- _Fragmento citado_:
A partir de que el papa santo Juan Pablo II beatificara a los tres niños mártires de Tlaxcala durante el curso de su segundo viaje apostólico a México, el 6 de mayo de 1990 en la basílica de Guadalupe, junto con san Juan Diego y san José María Yermo y Parres, la fama del martirio de estos niños tlaxcaltecas se fue extendiendo hasta interesar tanto a los obispos que decidieron pedirle al papa Francisco su canonización.

Así, en providencial consecuencia, el pasado domingo 15 de octubre, el Papa nos entregó a tres nuevos santos mexicanos al canonizar a los niños Cristóbal, Antonio y Juan, asesinados por odio a la fe entre 1527 y 1529, de quienes el cardenal Angelo Amato, Prefecto de la Sagrada Congregación para las Causas de los Santos, al dar lectura a sus biografías, durante la Misa de canonización, dijo que “están considerados como los protomártires de México y de todo el continente americano, primicias de la evangelización en el Nuevo Mundo”.

Los tres niños recibieron durante su infancia una sólida formación cristiana al ser evangelizados por los primeros misioneros franciscanos que en 1524 llegaron a la Nueva España.

Cristóbal, el primero de ellos en morir mártir, nació en Atlihuetzia, Tlaxcala, entre 1514 y 1515, era el hijo predilecto y heredero del cacique Acxotecatl. Tras recibir el bautismo se convirtió en poco tiempo en un apóstol del Evangelio entre sus familiares y vecinos. Se propuso también convertir a su padre, exhortándolo a cambiar sus reprobables costumbres, sobre todo la de beber pulque hasta la embriaguez. Su padre no le dio importancia, pero ante la insistencia de su hijo su espíritu pagano se mostró superior a su afecto paterno, y mediante un engaño, hizo que su hijo saliera de la escuela franciscana y al llegar a casa lo tomó de los cabellos, lo tiró al suelo y lo golpeó cruelmente con un palo grueso de encina, lo golpeó por todo el cuerpo hasta fracturarle los brazos, las piernas y las manos con que se defendía la cabeza, tanto, que de todo su cuerpo manaba sangre, mientras Cristóbal invocaba a Dios diciendo: “Dios mío, ten misericordia de mí y si tú quieres que yo muera, moriré y si tú quieres que viva, líbrame de mi padre tan cruel”. Viendo que el niño seguía vivo lo arrojó a una hoguera y lo apuñaló mientras él le dijo: “No pienses que estoy enojado, yo estoy muy alegre y sábete que me has hecho más honra de la que vale tu señorío”. Cristóbal tenía apenas 13 años cuando dio su vida en el martirio.

- _Registros del ejercicio_:
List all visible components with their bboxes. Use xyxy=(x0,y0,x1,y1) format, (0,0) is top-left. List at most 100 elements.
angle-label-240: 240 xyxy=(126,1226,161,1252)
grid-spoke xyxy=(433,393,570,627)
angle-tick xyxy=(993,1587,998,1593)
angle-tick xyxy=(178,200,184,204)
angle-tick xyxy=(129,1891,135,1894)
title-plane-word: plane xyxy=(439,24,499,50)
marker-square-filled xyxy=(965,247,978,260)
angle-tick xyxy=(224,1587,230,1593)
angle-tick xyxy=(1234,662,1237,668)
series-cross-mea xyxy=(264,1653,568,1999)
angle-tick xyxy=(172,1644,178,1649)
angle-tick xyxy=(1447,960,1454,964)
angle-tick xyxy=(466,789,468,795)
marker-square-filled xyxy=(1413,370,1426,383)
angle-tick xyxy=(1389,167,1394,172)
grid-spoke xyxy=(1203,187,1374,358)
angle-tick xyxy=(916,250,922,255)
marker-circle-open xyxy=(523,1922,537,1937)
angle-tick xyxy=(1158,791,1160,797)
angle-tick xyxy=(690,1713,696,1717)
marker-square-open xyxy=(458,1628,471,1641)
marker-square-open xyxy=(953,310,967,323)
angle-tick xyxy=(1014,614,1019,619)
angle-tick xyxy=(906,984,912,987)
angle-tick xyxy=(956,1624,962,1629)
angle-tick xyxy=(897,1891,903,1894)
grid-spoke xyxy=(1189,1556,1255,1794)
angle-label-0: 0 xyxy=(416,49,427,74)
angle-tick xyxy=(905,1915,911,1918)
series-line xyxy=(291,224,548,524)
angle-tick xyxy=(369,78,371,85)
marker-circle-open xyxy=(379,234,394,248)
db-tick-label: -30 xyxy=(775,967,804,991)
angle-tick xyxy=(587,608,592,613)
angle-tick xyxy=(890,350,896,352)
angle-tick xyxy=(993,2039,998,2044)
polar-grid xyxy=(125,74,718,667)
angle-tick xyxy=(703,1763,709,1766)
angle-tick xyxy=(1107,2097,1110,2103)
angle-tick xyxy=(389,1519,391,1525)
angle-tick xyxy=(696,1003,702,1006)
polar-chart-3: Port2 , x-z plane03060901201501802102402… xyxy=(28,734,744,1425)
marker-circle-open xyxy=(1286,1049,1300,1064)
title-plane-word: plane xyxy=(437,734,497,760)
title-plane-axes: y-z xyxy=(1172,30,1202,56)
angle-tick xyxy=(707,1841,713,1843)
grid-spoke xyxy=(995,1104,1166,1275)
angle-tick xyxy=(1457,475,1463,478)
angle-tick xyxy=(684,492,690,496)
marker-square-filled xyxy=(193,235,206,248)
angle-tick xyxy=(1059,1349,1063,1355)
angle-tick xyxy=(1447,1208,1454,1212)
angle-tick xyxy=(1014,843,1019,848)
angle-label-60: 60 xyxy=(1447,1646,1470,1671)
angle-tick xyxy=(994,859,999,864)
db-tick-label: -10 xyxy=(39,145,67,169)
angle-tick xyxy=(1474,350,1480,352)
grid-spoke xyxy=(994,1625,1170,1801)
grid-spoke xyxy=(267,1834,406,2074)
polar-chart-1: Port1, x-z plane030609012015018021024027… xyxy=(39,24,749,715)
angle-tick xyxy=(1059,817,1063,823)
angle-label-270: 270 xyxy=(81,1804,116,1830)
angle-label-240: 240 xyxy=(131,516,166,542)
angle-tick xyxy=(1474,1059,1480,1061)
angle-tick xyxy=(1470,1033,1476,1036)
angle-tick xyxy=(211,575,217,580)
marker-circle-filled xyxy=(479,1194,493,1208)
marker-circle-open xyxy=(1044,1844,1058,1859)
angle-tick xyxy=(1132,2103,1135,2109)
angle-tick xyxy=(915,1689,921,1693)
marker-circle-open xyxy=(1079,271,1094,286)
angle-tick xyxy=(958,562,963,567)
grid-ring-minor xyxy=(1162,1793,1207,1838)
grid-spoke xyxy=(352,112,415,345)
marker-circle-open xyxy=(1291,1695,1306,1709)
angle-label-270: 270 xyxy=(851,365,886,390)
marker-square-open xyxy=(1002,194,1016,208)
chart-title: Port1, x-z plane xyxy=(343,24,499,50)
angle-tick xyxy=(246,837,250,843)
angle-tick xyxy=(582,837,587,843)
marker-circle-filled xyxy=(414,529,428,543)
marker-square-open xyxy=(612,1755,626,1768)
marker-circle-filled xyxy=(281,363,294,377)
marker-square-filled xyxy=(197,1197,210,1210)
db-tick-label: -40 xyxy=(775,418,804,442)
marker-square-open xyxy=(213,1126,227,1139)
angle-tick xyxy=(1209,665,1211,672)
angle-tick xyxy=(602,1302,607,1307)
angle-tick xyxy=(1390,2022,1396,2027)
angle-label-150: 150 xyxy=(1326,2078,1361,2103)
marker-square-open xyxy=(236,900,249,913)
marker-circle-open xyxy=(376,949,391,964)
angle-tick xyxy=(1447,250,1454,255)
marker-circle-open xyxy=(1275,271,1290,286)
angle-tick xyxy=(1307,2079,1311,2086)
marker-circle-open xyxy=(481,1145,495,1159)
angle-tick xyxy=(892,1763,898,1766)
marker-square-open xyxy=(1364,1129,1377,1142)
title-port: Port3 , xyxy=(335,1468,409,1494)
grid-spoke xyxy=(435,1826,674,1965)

- _Qué se pide_:
**A.** Copia sin cambios las líneas de los registros, desde la primera hasta la línea que contiene "angle-tick xyxy=(129,1891,135,1894)", las dos incluidas.
**B.** Sigue escribiendo el texto sobre los niños mártires de Tlaxcala justo después de su última oración.

- _Respuestas escritas_:
**A.**
List all visible components with their bboxes. Use xyxy=(x0,y0,x1,y1) format, (0,0) is top-left. List at most 100 elements.
angle-label-240: 240 xyxy=(126,1226,161,1252)
grid-spoke xyxy=(433,393,570,627)
angle-tick xyxy=(993,1587,998,1593)
angle-tick xyxy=(178,200,184,204)
angle-tick xyxy=(129,1891,135,1894)

**B.**
Antonio y Juan nacieron entre 1516 y 1517 en Tizatlán, Tlaxcala. Antonio era nieto del cacique local, mientras que Juan, de menor condición social y económica, era su sirviente. Ambos estudiaban en la escuela de los franciscanos. En 1529 se ofrecieron a acompañar, como intérpretes ante los indígenas, a los padres Dominicos en una expedición misionera por la región de Oaxaca. Los muchachos, aun conscientes del peligro, quisieron ayudar a los misioneros a destruir ídolos. Dos años después del martirio de Cristóbal, había llegado a Tlaxcala Fray Bernardino Minaya, con otro compañero, quienes se dirigían a la provincia de Huaxyacac y le pidieron a Fray Martín de Valencia que les diese algún muchacho para que les ayudase en la misión evangelizadora. A esta petición le ofrecieron inmediatamente a Antonio y a su sirviente Juan. Al llegar a Tepeyacac, Fray Bernardino envió a los niños a que buscaran ídolos en todas las casas de los indígenas para que se los trajeran. Ellos conocían muy bien el lugar y, por ser niños, podían ejecutar la tarea con cierta facilidad, pero se alejaron un poco más de lo planeado para buscar más ídolos en otros pueblos, y fue cuando se encontraron con el martirio en Cuahutinchán, Puebla, al ser sorprendidos mientras destrozaban los ídolos de una casa a la que llegaron dos indígenas con unos gruesos leños y, sin decir palabra, descargaron su furia sobre el pequeño Juan. Antonio, al ver la crueldad con que ejecutaban a su sirviente, en lugar de huir prefirió quedarse para ayudarlo, pero ya los dos verdugos lo habían matado, y luego hicieron lo mismo con él.

Estos tres niños tlaxcaltecas, mexicanos, entregaron junto con sus vidas un gran testimonio de lo que es el martirio, como lo enseña el gran san Agustín: “No es el sufrimiento, sino la causa, lo que hace auténticos mártires; el mártir no defiende su vida sino su causa que es su convicción religiosa, su fidelidad a Dios y a sus hermanos y ésta se defiende muriendo”.